SET TASK: Transcribe every line exactly. Leave the pictures behind.

[Records from a collection]
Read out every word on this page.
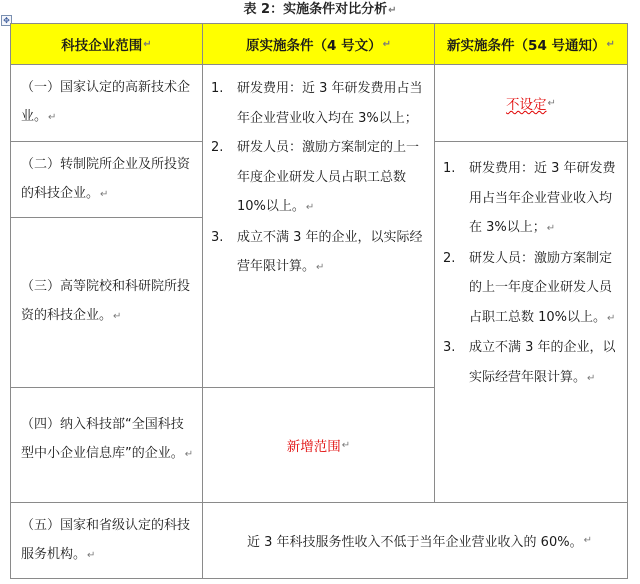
表 2：实施条件对比分析↵
✥
科技企业范围 ↵	原实施条件（4 号文） ↵	新实施条件（54 号通知） ↵
（一）国家认定的高新技术企业。↵
（二）转制院所企业及所投资的科技企业。↵
（三）高等院校和科研院所投资的科技企业。↵
（四）纳入科技部“全国科技型中小企业信息库”的企业。↵
（五）国家和省级认定的科技服务机构。↵
1. 研发费用：近 3 年研发费用占当年企业营业收入均在 3%以上；
2. 研发人员：激励方案制定的上一年度企业研发人员占职工总数 10%以上。↵
3. 成立不满 3 年的企业，以实际经营年限计算。↵
新增范围 ↵
不设定 ↵
1. 研发费用：近 3 年研发费用占当年企业营业收入均在 3%以上；↵
2. 研发人员：激励方案制定的上一年度企业研发人员占职工总数 10%以上。↵
3. 成立不满 3 年的企业，以实际经营年限计算。↵
近 3 年科技服务性收入不低于当年企业营业收入的 60%。 ↵
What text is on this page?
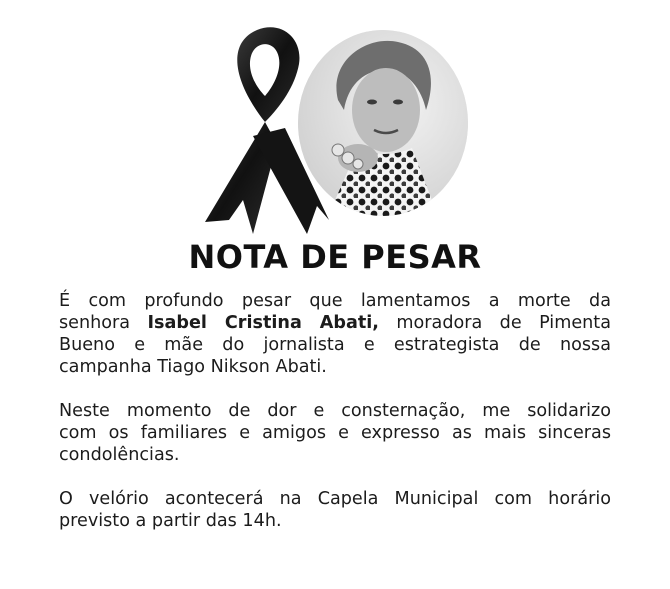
NOTA DE PESAR

É com profundo pesar que lamentamos a morte da
senhora Isabel Cristina Abati, moradora de Pimenta
Bueno e mãe do jornalista e estrategista de nossa
campanha Tiago Nikson Abati.

Neste momento de dor e consternação, me solidarizo
com os familiares e amigos e expresso as mais sinceras
condolências.

O velório acontecerá na Capela Municipal com horário
previsto a partir das 14h.
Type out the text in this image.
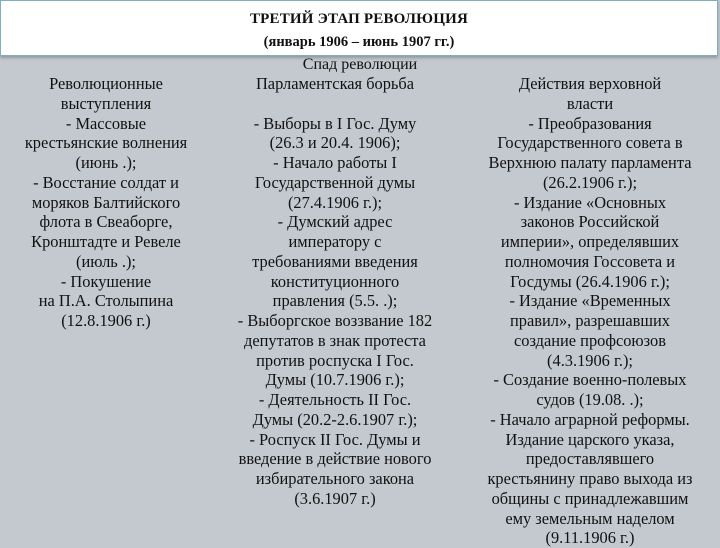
ТРЕТИЙ ЭТАП РЕВОЛЮЦИЯ
(январь 1906 – июнь 1907 гг.)
Спад революции
Революционные
выступления
- Массовые
крестьянские волнения
(июнь .);
- Восстание солдат и
моряков Балтийского
флота в Свеаборге,
Кронштадте и Ревеле
(июль .);
- Покушение
на П.А. Столыпина
(12.8.1906 г.)
Парламентская борьба

- Выборы в I Гос. Думу
(26.3 и 20.4. 1906);
- Начало работы I
Государственной думы
(27.4.1906 г.);
- Думский адрес
императору с
требованиями введения
конституционного
правления (5.5. .);
- Выборгское воззвание 182
депутатов в знак протеста
против роспуска I Гос.
Думы (10.7.1906 г.);
- Деятельность II Гос.
Думы (20.2-2.6.1907 г.);
- Роспуск II Гос. Думы и
введение в действие нового
избирательного закона
(3.6.1907 г.)
Действия верховной
власти
- Преобразования
Государственного совета в
Верхнюю палату парламента
(26.2.1906 г.);
- Издание «Основных
законов Российской
империи», определявших
полномочия Госсовета и
Госдумы (26.4.1906 г.);
- Издание «Временных
правил», разрешавших
создание профсоюзов
(4.3.1906 г.);
- Создание военно-полевых
судов (19.08. .);
- Начало аграрной реформы.
Издание царского указа,
предоставлявшего
крестьянину право выхода из
общины с принадлежавшим
ему земельным наделом
(9.11.1906 г.)
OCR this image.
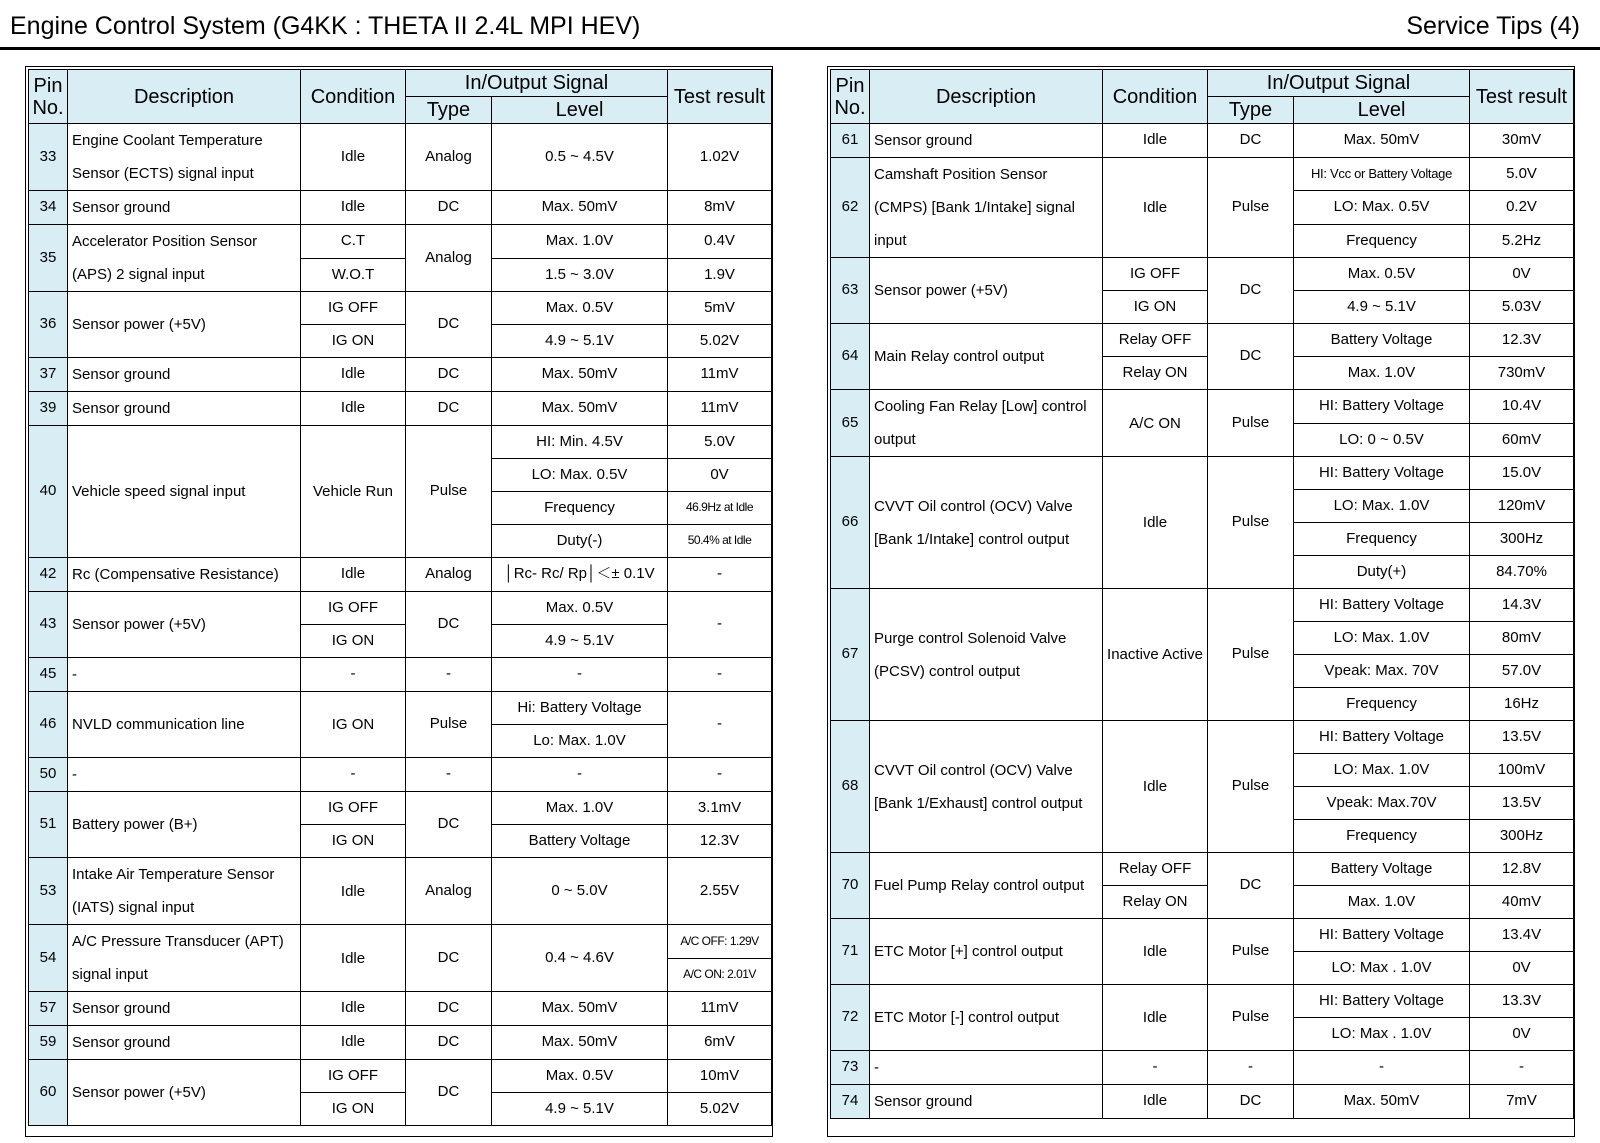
Engine Control System (G4KK : THETA II 2.4L MPI HEV)	Service Tips (4)
Pin No.	Description	Condition	In/Output Signal		Test result
			Type	Level	
33	Engine Coolant Temperature Sensor (ECTS) signal input	Idle	Analog	0.5 ~ 4.5V	1.02V
34	Sensor ground	Idle	DC	Max. 50mV	8mV
35	Accelerator Position Sensor (APS) 2 signal input	C.T	Analog	Max. 1.0V	0.4V
		W.O.T		1.5 ~ 3.0V	1.9V
36	Sensor power (+5V)	IG OFF	DC	Max. 0.5V	5mV
		IG ON		4.9 ~ 5.1V	5.02V
37	Sensor ground	Idle	DC	Max. 50mV	11mV
39	Sensor ground	Idle	DC	Max. 50mV	11mV
40	Vehicle speed signal input	Vehicle Run	Pulse	HI: Min. 4.5V	5.0V
				LO: Max. 0.5V	0V
				Frequency	46.9Hz at Idle
				Duty(-)	50.4% at Idle
42	Rc (Compensative Resistance)	Idle	Analog	│Rc- Rc/ Rp│＜± 0.1V	-
43	Sensor power (+5V)	IG OFF	DC	Max. 0.5V	-
		IG ON		4.9 ~ 5.1V	
45	-	-	-	-	-
46	NVLD communication line	IG ON	Pulse	Hi: Battery Voltage	-
				Lo: Max. 1.0V	
50	-	-	-	-	-
51	Battery power (B+)	IG OFF	DC	Max. 1.0V	3.1mV
		IG ON		Battery Voltage	12.3V
53	Intake Air Temperature Sensor (IATS) signal input	Idle	Analog	0 ~ 5.0V	2.55V

54	A/C Pressure Transducer (APT) signal input	Idle	DC	0.4 ~ 4.6V	A/C OFF: 1.29V
					A/C ON: 2.01V
57	Sensor ground	Idle	DC	Max. 50mV	11mV
59	Sensor ground	Idle	DC	Max. 50mV	6mV
60	Sensor power (+5V)	IG OFF	DC	Max. 0.5V	10mV
		IG ON		4.9 ~ 5.1V	5.02V
Pin No.	Description	Condition	In/Output Signal		Test result
			Type	Level	
61	Sensor ground	Idle	DC	Max. 50mV	30mV
62	Camshaft Position Sensor (CMPS) [Bank 1/Intake] signal input	Idle	Pulse	HI: Vcc or Battery Voltage	5.0V
				LO: Max. 0.5V	0.2V
				Frequency	5.2Hz
63	Sensor power (+5V)	IG OFF	DC	Max. 0.5V	0V
		IG ON		4.9 ~ 5.1V	5.03V
64	Main Relay control output	Relay OFF	DC	Battery Voltage	12.3V
		Relay ON		Max. 1.0V	730mV
65	Cooling Fan Relay [Low] control output	A/C ON	Pulse	HI: Battery Voltage	10.4V
				LO: 0 ~ 0.5V	60mV
66	CVVT Oil control (OCV) Valve [Bank 1/Intake] control output	Idle	Pulse	HI: Battery Voltage	15.0V
				LO: Max. 1.0V	120mV
				Frequency	300Hz
				Duty(+)	84.70%
67	Purge control Solenoid Valve (PCSV) control output	Inactive Active	Pulse	HI: Battery Voltage	14.3V
				LO: Max. 1.0V	80mV
				Vpeak: Max. 70V	57.0V
				Frequency	16Hz
68	CVVT Oil control (OCV) Valve [Bank 1/Exhaust] control output	Idle	Pulse	HI: Battery Voltage	13.5V
				LO: Max. 1.0V	100mV
				Vpeak: Max.70V	13.5V
				Frequency	300Hz
70	Fuel Pump Relay control output	Relay OFF	DC	Battery Voltage	12.8V
		Relay ON		Max. 1.0V	40mV
71	ETC Motor [+] control output	Idle	Pulse	HI: Battery Voltage	13.4V
				LO: Max . 1.0V	0V
72	ETC Motor [-] control output	Idle	Pulse	HI: Battery Voltage	13.3V
				LO: Max . 1.0V	0V
73	-	-	-	-	-
74	Sensor ground	Idle	DC	Max. 50mV	7mV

FULL ANSWER:
Read out every word on this page.
表 2：实施条件对比分析↵
✥
科技企业范围 ↵	原实施条件（4 号文） ↵	新实施条件（54 号通知） ↵
（一）国家认定的高新技术企业。↵
（二）转制院所企业及所投资的科技企业。↵
（三）高等院校和科研院所投资的科技企业。↵
（四）纳入科技部“全国科技型中小企业信息库”的企业。↵
（五）国家和省级认定的科技服务机构。↵
1. 研发费用：近 3 年研发费用占当年企业营业收入均在 3%以上；
2. 研发人员：激励方案制定的上一年度企业研发人员占职工总数 10%以上。↵
3. 成立不满 3 年的企业，以实际经营年限计算。↵
新增范围 ↵
不设定 ↵
1. 研发费用：近 3 年研发费用占当年企业营业收入均在 3%以上；↵
2. 研发人员：激励方案制定的上一年度企业研发人员占职工总数 10%以上。↵
3. 成立不满 3 年的企业，以实际经营年限计算。↵
近 3 年科技服务性收入不低于当年企业营业收入的 60%。 ↵
What text is on this page?
NOTA DE PESAR

É com profundo pesar que lamentamos a morte da
senhora Isabel Cristina Abati, moradora de Pimenta
Bueno e mãe do jornalista e estrategista de nossa
campanha Tiago Nikson Abati.

Neste momento de dor e consternação, me solidarizo
com os familiares e amigos e expresso as mais sinceras
condolências.

O velório acontecerá na Capela Municipal com horário
previsto a partir das 14h.
Type out the text in this image.
ТРЕТИЙ ЭТАП РЕВОЛЮЦИЯ
(январь 1906 – июнь 1907 гг.)
Спад революции
Революционные
выступления
- Массовые
крестьянские волнения
(июнь .);
- Восстание солдат и
моряков Балтийского
флота в Свеаборге,
Кронштадте и Ревеле
(июль .);
- Покушение
на П.А. Столыпина
(12.8.1906 г.)
Парламентская борьба

- Выборы в I Гос. Думу
(26.3 и 20.4. 1906);
- Начало работы I
Государственной думы
(27.4.1906 г.);
- Думский адрес
императору с
требованиями введения
конституционного
правления (5.5. .);
- Выборгское воззвание 182
депутатов в знак протеста
против роспуска I Гос.
Думы (10.7.1906 г.);
- Деятельность II Гос.
Думы (20.2-2.6.1907 г.);
- Роспуск II Гос. Думы и
введение в действие нового
избирательного закона
(3.6.1907 г.)
Действия верховной
власти
- Преобразования
Государственного совета в
Верхнюю палату парламента
(26.2.1906 г.);
- Издание «Основных
законов Российской
империи», определявших
полномочия Госсовета и
Госдумы (26.4.1906 г.);
- Издание «Временных
правил», разрешавших
создание профсоюзов
(4.3.1906 г.);
- Создание военно-полевых
судов (19.08. .);
- Начало аграрной реформы.
Издание царского указа,
предоставлявшего
крестьянину право выхода из
общины с принадлежавшим
ему земельным наделом
(9.11.1906 г.)
OCR this image.
Engine Control System (G4KK : THETA II 2.4L MPI HEV)	Service Tips (4)
Pin No.	Description	Condition	In/Output Signal		Test result
			Type	Level	
33	Engine Coolant Temperature Sensor (ECTS) signal input	Idle	Analog	0.5 ~ 4.5V	1.02V
34	Sensor ground	Idle	DC	Max. 50mV	8mV
35	Accelerator Position Sensor (APS) 2 signal input	C.T	Analog	Max. 1.0V	0.4V
		W.O.T		1.5 ~ 3.0V	1.9V
36	Sensor power (+5V)	IG OFF	DC	Max. 0.5V	5mV
		IG ON		4.9 ~ 5.1V	5.02V
37	Sensor ground	Idle	DC	Max. 50mV	11mV
39	Sensor ground	Idle	DC	Max. 50mV	11mV
40	Vehicle speed signal input	Vehicle Run	Pulse	HI: Min. 4.5V	5.0V
				LO: Max. 0.5V	0V
				Frequency	46.9Hz at Idle
				Duty(-)	50.4% at Idle
42	Rc (Compensative Resistance)	Idle	Analog	│Rc- Rc/ Rp│＜± 0.1V	-
43	Sensor power (+5V)	IG OFF	DC	Max. 0.5V	-
		IG ON		4.9 ~ 5.1V	
45	-	-	-	-	-
46	NVLD communication line	IG ON	Pulse	Hi: Battery Voltage	-
				Lo: Max. 1.0V	
50	-	-	-	-	-
51	Battery power (B+)	IG OFF	DC	Max. 1.0V	3.1mV
		IG ON		Battery Voltage	12.3V
53	Intake Air Temperature Sensor (IATS) signal input	Idle	Analog	0 ~ 5.0V	2.55V

54	A/C Pressure Transducer (APT) signal input	Idle	DC	0.4 ~ 4.6V	A/C OFF: 1.29V
					A/C ON: 2.01V
57	Sensor ground	Idle	DC	Max. 50mV	11mV
59	Sensor ground	Idle	DC	Max. 50mV	6mV
60	Sensor power (+5V)	IG OFF	DC	Max. 0.5V	10mV
		IG ON		4.9 ~ 5.1V	5.02V
Pin No.	Description	Condition	In/Output Signal		Test result
			Type	Level	
61	Sensor ground	Idle	DC	Max. 50mV	30mV
62	Camshaft Position Sensor (CMPS) [Bank 1/Intake] signal input	Idle	Pulse	HI: Vcc or Battery Voltage	5.0V
				LO: Max. 0.5V	0.2V
				Frequency	5.2Hz
63	Sensor power (+5V)	IG OFF	DC	Max. 0.5V	0V
		IG ON		4.9 ~ 5.1V	5.03V
64	Main Relay control output	Relay OFF	DC	Battery Voltage	12.3V
		Relay ON		Max. 1.0V	730mV
65	Cooling Fan Relay [Low] control output	A/C ON	Pulse	HI: Battery Voltage	10.4V
				LO: 0 ~ 0.5V	60mV
66	CVVT Oil control (OCV) Valve [Bank 1/Intake] control output	Idle	Pulse	HI: Battery Voltage	15.0V
				LO: Max. 1.0V	120mV
				Frequency	300Hz
				Duty(+)	84.70%
67	Purge control Solenoid Valve (PCSV) control output	Inactive Active	Pulse	HI: Battery Voltage	14.3V
				LO: Max. 1.0V	80mV
				Vpeak: Max. 70V	57.0V
				Frequency	16Hz
68	CVVT Oil control (OCV) Valve [Bank 1/Exhaust] control output	Idle	Pulse	HI: Battery Voltage	13.5V
				LO: Max. 1.0V	100mV
				Vpeak: Max.70V	13.5V
				Frequency	300Hz
70	Fuel Pump Relay control output	Relay OFF	DC	Battery Voltage	12.8V
		Relay ON		Max. 1.0V	40mV
71	ETC Motor [+] control output	Idle	Pulse	HI: Battery Voltage	13.4V
				LO: Max . 1.0V	0V
72	ETC Motor [-] control output	Idle	Pulse	HI: Battery Voltage	13.3V
				LO: Max . 1.0V	0V
73	-	-	-	-	-
74	Sensor ground	Idle	DC	Max. 50mV	7mV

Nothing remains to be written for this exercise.